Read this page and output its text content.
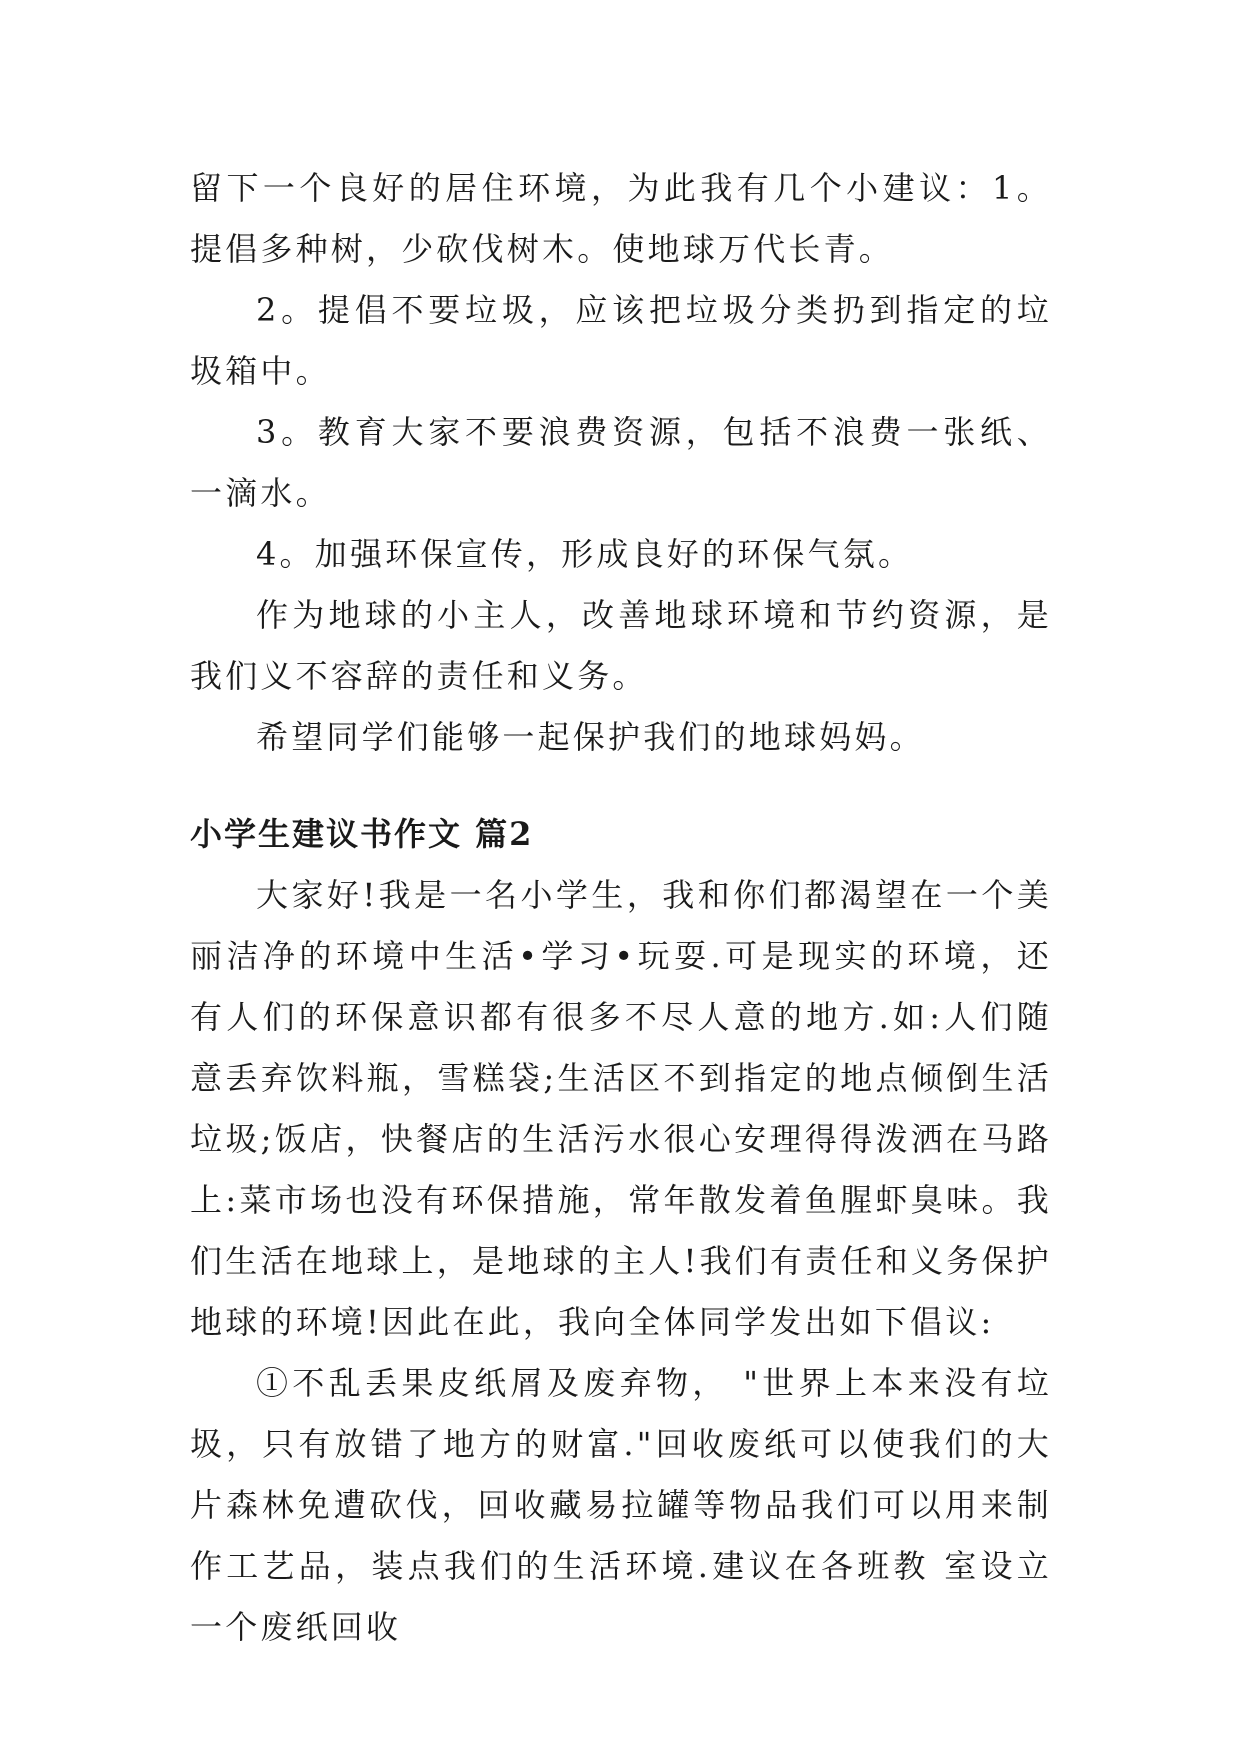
留下一个良好的居住环境，为此我有几个小建议：1。提倡多种树，少砍伐树木。使地球万代长青。

2。提倡不要垃圾，应该把垃圾分类扔到指定的垃圾箱中。

3。教育大家不要浪费资源，包括不浪费一张纸、一滴水。

4。加强环保宣传，形成良好的环保气氛。

作为地球的小主人，改善地球环境和节约资源，是我们义不容辞的责任和义务。

希望同学们能够一起保护我们的地球妈妈。

小学生建议书作文 篇2

大家好!我是一名小学生，我和你们都渴望在一个美丽洁净的环境中生活•学习•玩耍.可是现实的环境，还有人们的环保意识都有很多不尽人意的地方.如:人们随意丢弃饮料瓶，雪糕袋;生活区不到指定的地点倾倒生活垃圾;饭店，快餐店的生活污水很心安理得得泼洒在马路上:菜市场也没有环保措施，常年散发着鱼腥虾臭味。我们生活在地球上，是地球的主人!我们有责任和义务保护地球的环境!因此在此，我向全体同学发出如下倡议:

①不乱丢果皮纸屑及废弃物， "世界上本来没有垃圾，只有放错了地方的财富."回收废纸可以使我们的大片森林免遭砍伐，回收藏易拉罐等物品我们可以用来制作工艺品，装点我们的生活环境.建议在各班教 室设立一个废纸回收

========

PROBLEM DETAILS: Output a faithful copy of the data, with each picture left out.

EXPECTED ANSWER:
Read this page and output its text content.
留下一个良好的居住环境，为此我有几个小建议：1。提倡多种树，少砍伐树木。使地球万代长青。

2。提倡不要垃圾，应该把垃圾分类扔到指定的垃圾箱中。

3。教育大家不要浪费资源，包括不浪费一张纸、一滴水。

4。加强环保宣传，形成良好的环保气氛。

作为地球的小主人，改善地球环境和节约资源，是我们义不容辞的责任和义务。

希望同学们能够一起保护我们的地球妈妈。

小学生建议书作文 篇2

大家好!我是一名小学生，我和你们都渴望在一个美丽洁净的环境中生活•学习•玩耍.可是现实的环境，还有人们的环保意识都有很多不尽人意的地方.如:人们随意丢弃饮料瓶，雪糕袋;生活区不到指定的地点倾倒生活垃圾;饭店，快餐店的生活污水很心安理得得泼洒在马路上:菜市场也没有环保措施，常年散发着鱼腥虾臭味。我们生活在地球上，是地球的主人!我们有责任和义务保护地球的环境!因此在此，我向全体同学发出如下倡议:

①不乱丢果皮纸屑及废弃物， "世界上本来没有垃圾，只有放错了地方的财富."回收废纸可以使我们的大片森林免遭砍伐，回收藏易拉罐等物品我们可以用来制作工艺品，装点我们的生活环境.建议在各班教 室设立一个废纸回收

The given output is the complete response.